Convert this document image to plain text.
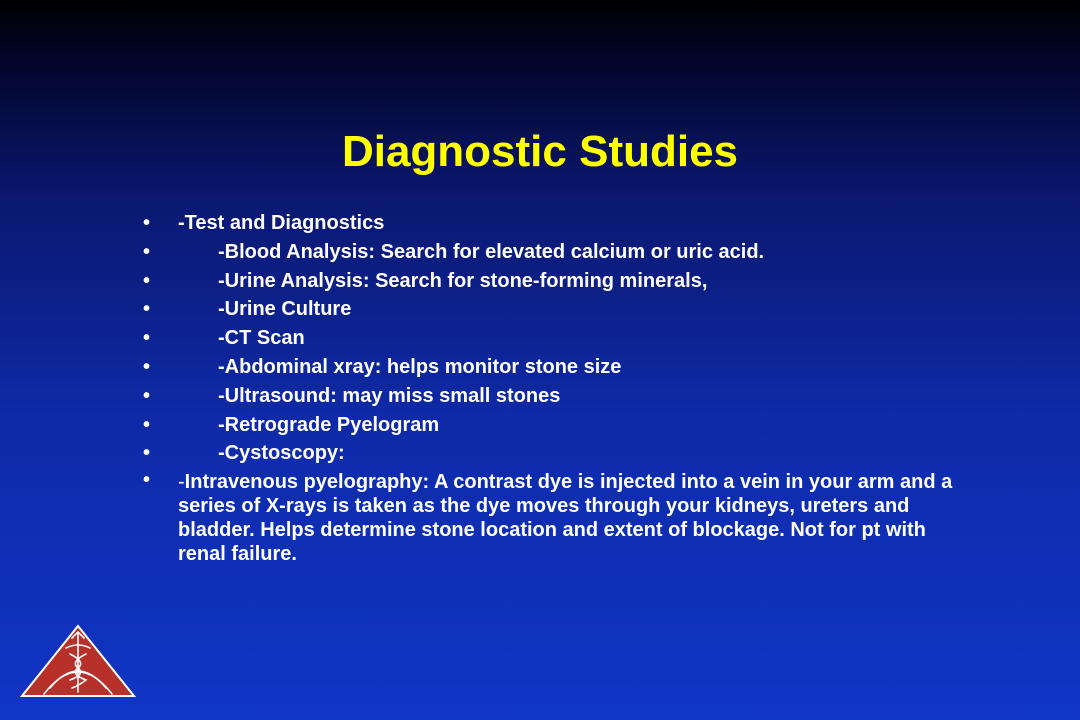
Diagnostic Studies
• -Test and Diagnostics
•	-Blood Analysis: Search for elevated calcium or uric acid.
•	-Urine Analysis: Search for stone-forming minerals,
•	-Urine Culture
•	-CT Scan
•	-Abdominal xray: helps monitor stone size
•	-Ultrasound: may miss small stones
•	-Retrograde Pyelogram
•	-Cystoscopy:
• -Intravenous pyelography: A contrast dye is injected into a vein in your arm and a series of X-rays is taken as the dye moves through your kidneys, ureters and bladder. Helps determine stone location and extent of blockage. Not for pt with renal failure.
+++
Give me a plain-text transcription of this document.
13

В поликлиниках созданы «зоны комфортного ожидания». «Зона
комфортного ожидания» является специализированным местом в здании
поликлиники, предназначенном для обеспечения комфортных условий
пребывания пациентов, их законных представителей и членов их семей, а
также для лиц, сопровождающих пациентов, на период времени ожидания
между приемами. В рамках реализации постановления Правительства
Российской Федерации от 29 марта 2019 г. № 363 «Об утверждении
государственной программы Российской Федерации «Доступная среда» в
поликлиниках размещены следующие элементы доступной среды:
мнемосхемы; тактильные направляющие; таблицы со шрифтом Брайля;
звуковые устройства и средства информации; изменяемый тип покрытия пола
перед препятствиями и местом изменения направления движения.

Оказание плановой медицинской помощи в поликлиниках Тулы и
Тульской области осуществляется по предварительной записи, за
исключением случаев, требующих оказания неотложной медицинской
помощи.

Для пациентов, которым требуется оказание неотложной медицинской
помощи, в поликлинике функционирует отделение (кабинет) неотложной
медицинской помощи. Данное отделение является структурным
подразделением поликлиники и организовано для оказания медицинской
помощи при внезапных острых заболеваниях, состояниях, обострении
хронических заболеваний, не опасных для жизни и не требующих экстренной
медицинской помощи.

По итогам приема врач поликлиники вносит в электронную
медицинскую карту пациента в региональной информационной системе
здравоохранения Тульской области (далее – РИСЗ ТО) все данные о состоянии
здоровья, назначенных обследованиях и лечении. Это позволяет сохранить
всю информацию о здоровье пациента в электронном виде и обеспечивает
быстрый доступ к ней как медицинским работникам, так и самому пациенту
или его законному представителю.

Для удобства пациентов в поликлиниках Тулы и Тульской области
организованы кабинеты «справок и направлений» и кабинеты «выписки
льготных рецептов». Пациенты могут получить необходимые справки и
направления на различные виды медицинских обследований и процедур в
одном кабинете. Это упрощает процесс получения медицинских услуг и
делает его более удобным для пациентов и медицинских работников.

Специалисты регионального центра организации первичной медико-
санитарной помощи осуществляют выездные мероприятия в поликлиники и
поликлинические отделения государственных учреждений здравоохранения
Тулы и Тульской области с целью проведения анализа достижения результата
+++
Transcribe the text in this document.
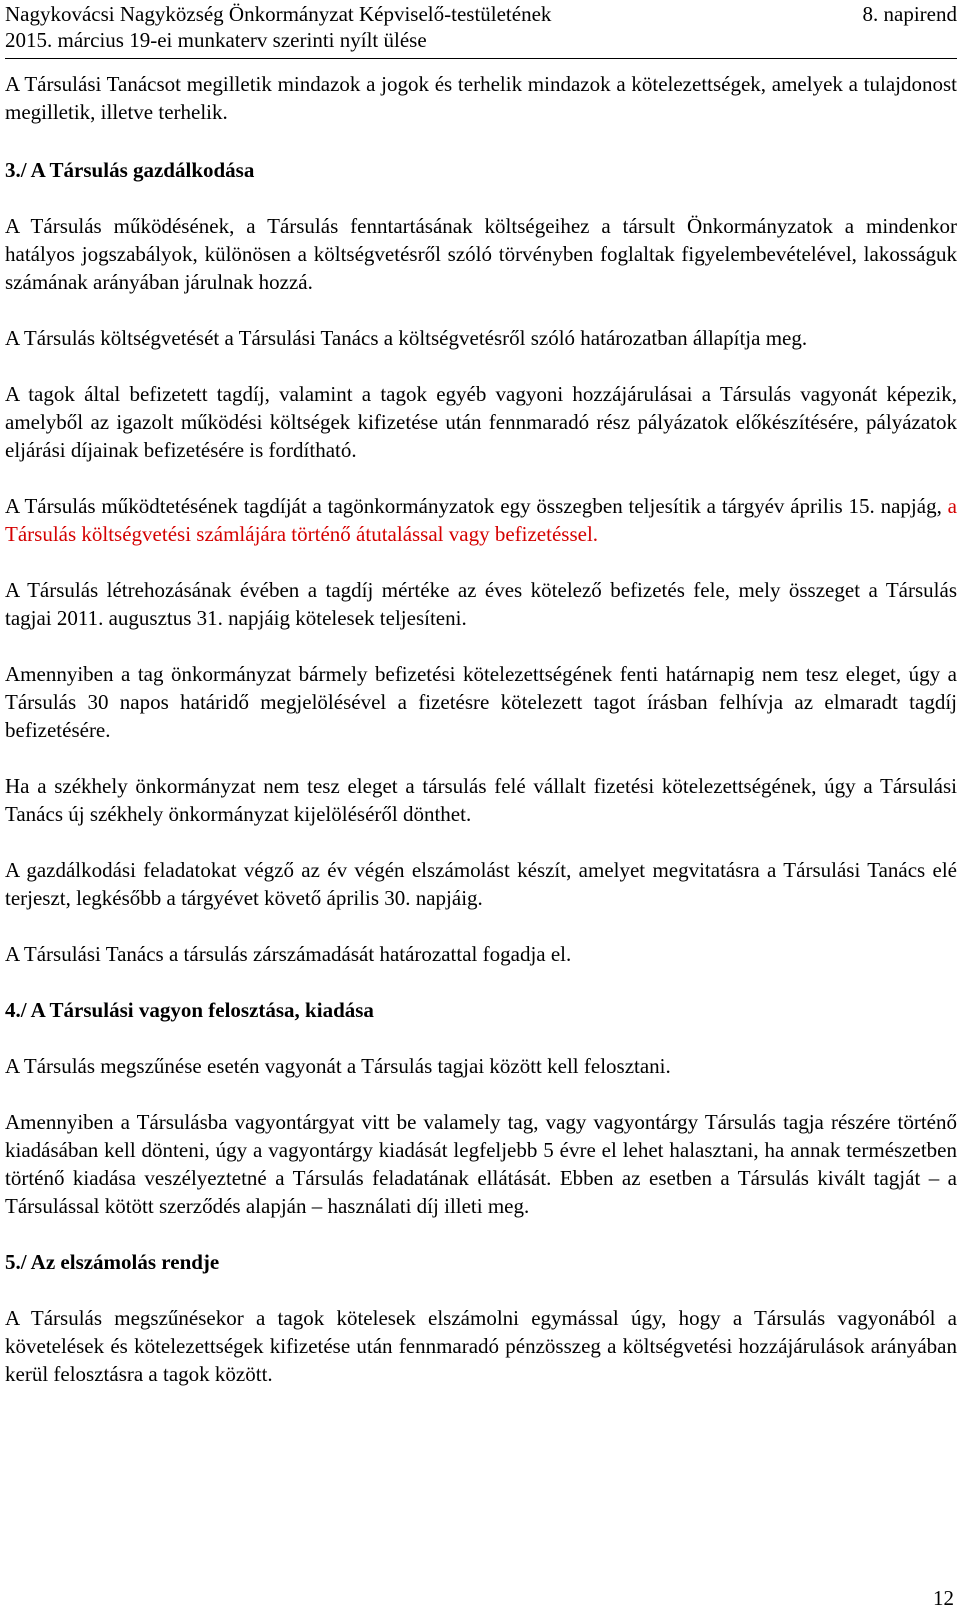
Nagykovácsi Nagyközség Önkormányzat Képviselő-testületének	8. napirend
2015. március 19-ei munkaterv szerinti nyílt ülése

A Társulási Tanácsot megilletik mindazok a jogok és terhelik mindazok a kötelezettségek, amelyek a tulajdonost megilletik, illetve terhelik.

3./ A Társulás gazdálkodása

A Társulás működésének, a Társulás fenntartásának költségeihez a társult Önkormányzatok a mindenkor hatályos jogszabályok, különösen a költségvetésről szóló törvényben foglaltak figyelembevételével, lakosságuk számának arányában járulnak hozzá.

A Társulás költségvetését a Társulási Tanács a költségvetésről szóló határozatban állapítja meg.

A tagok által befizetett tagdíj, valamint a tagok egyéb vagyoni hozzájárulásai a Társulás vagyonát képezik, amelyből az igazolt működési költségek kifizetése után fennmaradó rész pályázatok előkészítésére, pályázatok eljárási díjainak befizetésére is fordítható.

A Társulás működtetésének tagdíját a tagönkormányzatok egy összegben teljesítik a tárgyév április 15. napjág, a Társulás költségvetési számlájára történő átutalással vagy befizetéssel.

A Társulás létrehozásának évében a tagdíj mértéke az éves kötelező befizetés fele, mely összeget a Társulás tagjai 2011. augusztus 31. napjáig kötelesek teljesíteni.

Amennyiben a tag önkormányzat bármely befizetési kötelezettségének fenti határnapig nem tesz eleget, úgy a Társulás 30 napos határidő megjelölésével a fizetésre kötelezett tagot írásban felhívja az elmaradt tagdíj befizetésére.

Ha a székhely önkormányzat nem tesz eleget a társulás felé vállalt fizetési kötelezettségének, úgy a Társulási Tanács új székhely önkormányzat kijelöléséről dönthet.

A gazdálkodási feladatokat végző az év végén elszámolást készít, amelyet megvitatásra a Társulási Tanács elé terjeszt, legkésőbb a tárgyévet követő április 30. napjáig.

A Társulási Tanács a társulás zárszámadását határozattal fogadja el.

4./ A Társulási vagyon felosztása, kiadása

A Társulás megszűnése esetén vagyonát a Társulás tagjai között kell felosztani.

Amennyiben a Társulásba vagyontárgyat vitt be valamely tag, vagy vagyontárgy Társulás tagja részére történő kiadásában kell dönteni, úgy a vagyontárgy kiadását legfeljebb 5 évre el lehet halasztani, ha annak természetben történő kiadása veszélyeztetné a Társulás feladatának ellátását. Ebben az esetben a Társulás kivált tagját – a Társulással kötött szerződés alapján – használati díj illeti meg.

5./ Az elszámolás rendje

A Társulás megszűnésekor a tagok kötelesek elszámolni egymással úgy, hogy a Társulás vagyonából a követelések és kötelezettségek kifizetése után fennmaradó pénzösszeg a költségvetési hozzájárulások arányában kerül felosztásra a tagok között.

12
+++
Written problem
Some lines of the data above may hold the word "között"; report how many do, and nothing else.

Solution to the exercise
2